Some records:
..............................
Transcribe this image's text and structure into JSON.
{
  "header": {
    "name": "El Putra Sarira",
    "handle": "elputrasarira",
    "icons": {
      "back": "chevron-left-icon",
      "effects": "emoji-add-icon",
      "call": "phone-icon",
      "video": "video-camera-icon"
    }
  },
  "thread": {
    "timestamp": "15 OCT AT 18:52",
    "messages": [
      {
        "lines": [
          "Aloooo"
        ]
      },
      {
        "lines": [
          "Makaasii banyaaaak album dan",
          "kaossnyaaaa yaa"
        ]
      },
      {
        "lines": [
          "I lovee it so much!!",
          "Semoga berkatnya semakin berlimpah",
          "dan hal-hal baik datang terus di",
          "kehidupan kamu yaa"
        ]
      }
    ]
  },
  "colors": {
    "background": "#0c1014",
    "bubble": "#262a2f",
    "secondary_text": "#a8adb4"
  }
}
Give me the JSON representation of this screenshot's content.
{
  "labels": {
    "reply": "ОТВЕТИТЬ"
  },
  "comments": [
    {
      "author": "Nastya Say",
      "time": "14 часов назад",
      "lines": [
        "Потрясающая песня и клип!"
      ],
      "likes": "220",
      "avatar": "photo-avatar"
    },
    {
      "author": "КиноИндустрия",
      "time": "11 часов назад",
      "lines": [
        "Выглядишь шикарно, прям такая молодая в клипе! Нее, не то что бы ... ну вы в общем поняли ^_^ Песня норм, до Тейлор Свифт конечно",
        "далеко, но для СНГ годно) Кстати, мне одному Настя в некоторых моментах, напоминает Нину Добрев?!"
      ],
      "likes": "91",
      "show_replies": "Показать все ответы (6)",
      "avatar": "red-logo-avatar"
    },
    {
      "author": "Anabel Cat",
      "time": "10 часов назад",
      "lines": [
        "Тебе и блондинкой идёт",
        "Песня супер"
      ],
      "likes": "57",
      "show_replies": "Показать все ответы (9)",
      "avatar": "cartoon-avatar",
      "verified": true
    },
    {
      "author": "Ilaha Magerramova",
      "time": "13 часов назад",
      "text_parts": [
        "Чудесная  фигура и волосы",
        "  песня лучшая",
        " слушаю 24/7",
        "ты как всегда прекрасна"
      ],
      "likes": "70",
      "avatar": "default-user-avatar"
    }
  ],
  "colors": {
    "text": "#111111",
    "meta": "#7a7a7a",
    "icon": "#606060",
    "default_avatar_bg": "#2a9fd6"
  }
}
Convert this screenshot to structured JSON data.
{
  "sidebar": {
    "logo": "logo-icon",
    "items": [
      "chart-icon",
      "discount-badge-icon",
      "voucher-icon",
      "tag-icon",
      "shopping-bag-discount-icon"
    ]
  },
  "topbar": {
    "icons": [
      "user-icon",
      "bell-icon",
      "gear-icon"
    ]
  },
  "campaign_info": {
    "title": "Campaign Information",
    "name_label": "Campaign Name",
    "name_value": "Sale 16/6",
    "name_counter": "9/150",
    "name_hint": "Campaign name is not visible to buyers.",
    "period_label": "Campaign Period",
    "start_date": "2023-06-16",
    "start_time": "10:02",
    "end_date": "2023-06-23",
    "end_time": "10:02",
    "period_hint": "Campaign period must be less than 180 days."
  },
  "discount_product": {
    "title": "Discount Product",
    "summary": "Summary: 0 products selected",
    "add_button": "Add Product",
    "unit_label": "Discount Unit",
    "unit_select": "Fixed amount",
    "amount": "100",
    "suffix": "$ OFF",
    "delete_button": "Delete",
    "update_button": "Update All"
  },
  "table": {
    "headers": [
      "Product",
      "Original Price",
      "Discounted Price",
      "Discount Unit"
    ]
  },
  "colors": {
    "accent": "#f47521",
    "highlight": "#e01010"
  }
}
..............................
Output all of the material exactly as written.

Transcribe this image's text and structure into JSON.
{
  "header": {
    "name": "El Putra Sarira",
    "handle": "elputrasarira",
    "icons": {
      "back": "chevron-left-icon",
      "effects": "emoji-add-icon",
      "call": "phone-icon",
      "video": "video-camera-icon"
    }
  },
  "thread": {
    "timestamp": "15 OCT AT 18:52",
    "messages": [
      {
        "lines": [
          "Aloooo"
        ]
      },
      {
        "lines": [
          "Makaasii banyaaaak album dan",
          "kaossnyaaaa yaa"
        ]
      },
      {
        "lines": [
          "I lovee it so much!!",
          "Semoga berkatnya semakin berlimpah",
          "dan hal-hal baik datang terus di",
          "kehidupan kamu yaa"
        ]
      }
    ]
  },
  "colors": {
    "background": "#0c1014",
    "bubble": "#262a2f",
    "secondary_text": "#a8adb4"
  }
}
Give me the JSON representation of this screenshot's content.
{
  "labels": {
    "reply": "ОТВЕТИТЬ"
  },
  "comments": [
    {
      "author": "Nastya Say",
      "time": "14 часов назад",
      "lines": [
        "Потрясающая песня и клип!"
      ],
      "likes": "220",
      "avatar": "photo-avatar"
    },
    {
      "author": "КиноИндустрия",
      "time": "11 часов назад",
      "lines": [
        "Выглядишь шикарно, прям такая молодая в клипе! Нее, не то что бы ... ну вы в общем поняли ^_^ Песня норм, до Тейлор Свифт конечно",
        "далеко, но для СНГ годно) Кстати, мне одному Настя в некоторых моментах, напоминает Нину Добрев?!"
      ],
      "likes": "91",
      "show_replies": "Показать все ответы (6)",
      "avatar": "red-logo-avatar"
    },
    {
      "author": "Anabel Cat",
      "time": "10 часов назад",
      "lines": [
        "Тебе и блондинкой идёт",
        "Песня супер"
      ],
      "likes": "57",
      "show_replies": "Показать все ответы (9)",
      "avatar": "cartoon-avatar",
      "verified": true
    },
    {
      "author": "Ilaha Magerramova",
      "time": "13 часов назад",
      "text_parts": [
        "Чудесная  фигура и волосы",
        "  песня лучшая",
        " слушаю 24/7",
        "ты как всегда прекрасна"
      ],
      "likes": "70",
      "avatar": "default-user-avatar"
    }
  ],
  "colors": {
    "text": "#111111",
    "meta": "#7a7a7a",
    "icon": "#606060",
    "default_avatar_bg": "#2a9fd6"
  }
}
Convert this screenshot to structured JSON data.
{
  "sidebar": {
    "logo": "logo-icon",
    "items": [
      "chart-icon",
      "discount-badge-icon",
      "voucher-icon",
      "tag-icon",
      "shopping-bag-discount-icon"
    ]
  },
  "topbar": {
    "icons": [
      "user-icon",
      "bell-icon",
      "gear-icon"
    ]
  },
  "campaign_info": {
    "title": "Campaign Information",
    "name_label": "Campaign Name",
    "name_value": "Sale 16/6",
    "name_counter": "9/150",
    "name_hint": "Campaign name is not visible to buyers.",
    "period_label": "Campaign Period",
    "start_date": "2023-06-16",
    "start_time": "10:02",
    "end_date": "2023-06-23",
    "end_time": "10:02",
    "period_hint": "Campaign period must be less than 180 days."
  },
  "discount_product": {
    "title": "Discount Product",
    "summary": "Summary: 0 products selected",
    "add_button": "Add Product",
    "unit_label": "Discount Unit",
    "unit_select": "Fixed amount",
    "amount": "100",
    "suffix": "$ OFF",
    "delete_button": "Delete",
    "update_button": "Update All"
  },
  "table": {
    "headers": [
      "Product",
      "Original Price",
      "Discounted Price",
      "Discount Unit"
    ]
  },
  "colors": {
    "accent": "#f47521",
    "highlight": "#e01010"
  }
}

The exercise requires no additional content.